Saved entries
((

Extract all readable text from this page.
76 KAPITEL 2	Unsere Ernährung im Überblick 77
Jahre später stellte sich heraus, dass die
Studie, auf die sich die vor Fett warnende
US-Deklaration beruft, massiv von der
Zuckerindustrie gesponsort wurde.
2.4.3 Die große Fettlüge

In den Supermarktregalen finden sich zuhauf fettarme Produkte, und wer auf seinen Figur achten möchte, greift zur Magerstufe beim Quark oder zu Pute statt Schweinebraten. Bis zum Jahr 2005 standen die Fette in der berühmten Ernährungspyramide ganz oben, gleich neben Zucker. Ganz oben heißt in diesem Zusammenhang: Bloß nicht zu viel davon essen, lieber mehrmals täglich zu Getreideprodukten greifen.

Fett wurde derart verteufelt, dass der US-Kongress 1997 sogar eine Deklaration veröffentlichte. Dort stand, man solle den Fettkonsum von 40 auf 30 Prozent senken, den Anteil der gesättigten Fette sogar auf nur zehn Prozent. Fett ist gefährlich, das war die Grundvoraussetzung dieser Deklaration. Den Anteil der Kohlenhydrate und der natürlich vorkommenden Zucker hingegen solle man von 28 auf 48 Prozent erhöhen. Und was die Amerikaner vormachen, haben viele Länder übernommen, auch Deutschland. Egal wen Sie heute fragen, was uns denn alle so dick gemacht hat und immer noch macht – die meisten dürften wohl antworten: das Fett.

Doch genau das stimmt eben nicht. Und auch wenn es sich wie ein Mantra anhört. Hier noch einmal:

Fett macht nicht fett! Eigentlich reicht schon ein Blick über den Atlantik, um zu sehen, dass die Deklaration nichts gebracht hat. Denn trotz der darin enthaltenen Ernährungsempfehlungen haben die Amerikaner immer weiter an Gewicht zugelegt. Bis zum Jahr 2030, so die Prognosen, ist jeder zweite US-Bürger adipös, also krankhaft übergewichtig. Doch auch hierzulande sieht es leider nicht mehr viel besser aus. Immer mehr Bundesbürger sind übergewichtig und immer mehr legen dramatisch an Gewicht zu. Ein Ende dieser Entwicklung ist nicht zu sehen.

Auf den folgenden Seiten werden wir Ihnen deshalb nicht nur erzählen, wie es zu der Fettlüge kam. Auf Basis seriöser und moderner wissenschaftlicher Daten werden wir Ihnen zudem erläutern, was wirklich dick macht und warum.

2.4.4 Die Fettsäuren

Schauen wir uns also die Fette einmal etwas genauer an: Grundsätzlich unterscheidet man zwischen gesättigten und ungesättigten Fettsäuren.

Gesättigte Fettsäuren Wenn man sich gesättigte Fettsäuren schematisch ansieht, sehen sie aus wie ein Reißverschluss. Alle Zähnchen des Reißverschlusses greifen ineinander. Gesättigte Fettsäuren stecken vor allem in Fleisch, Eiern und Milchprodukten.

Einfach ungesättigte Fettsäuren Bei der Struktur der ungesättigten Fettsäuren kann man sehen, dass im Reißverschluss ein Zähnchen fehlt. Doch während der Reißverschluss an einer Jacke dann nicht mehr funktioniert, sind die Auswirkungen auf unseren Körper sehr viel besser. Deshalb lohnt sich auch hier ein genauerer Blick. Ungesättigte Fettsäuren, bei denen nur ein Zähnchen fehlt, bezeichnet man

))
((

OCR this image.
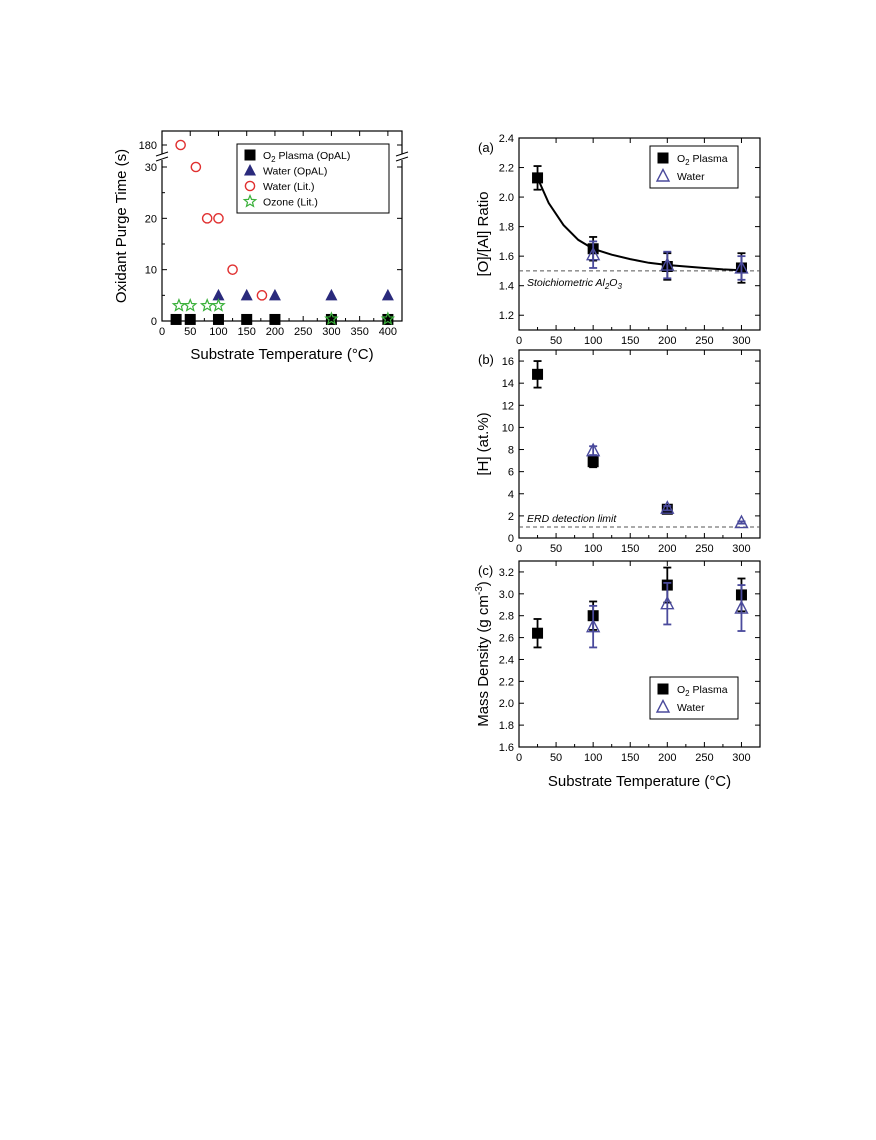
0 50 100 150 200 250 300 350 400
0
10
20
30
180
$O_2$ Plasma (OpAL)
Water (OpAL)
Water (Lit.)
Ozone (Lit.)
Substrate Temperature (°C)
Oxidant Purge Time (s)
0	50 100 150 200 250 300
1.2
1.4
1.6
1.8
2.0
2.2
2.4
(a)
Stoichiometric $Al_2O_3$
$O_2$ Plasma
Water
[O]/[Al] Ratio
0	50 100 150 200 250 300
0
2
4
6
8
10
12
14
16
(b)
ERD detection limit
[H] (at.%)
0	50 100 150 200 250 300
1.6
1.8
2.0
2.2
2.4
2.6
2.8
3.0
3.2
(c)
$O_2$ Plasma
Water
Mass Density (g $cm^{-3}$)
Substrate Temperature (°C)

))

Exercise details: Filter the data for the string "einmal" and copy every line that has it.

Response below:
Doch genau das stimmt eben nicht. Und auch wenn es sich wie ein Mantra anhört. Hier noch einmal:
Schauen wir uns also die Fette einmal etwas genauer an: Grundsätzlich unterscheidet man zwischen gesättigten und ungesättigten Fettsäuren.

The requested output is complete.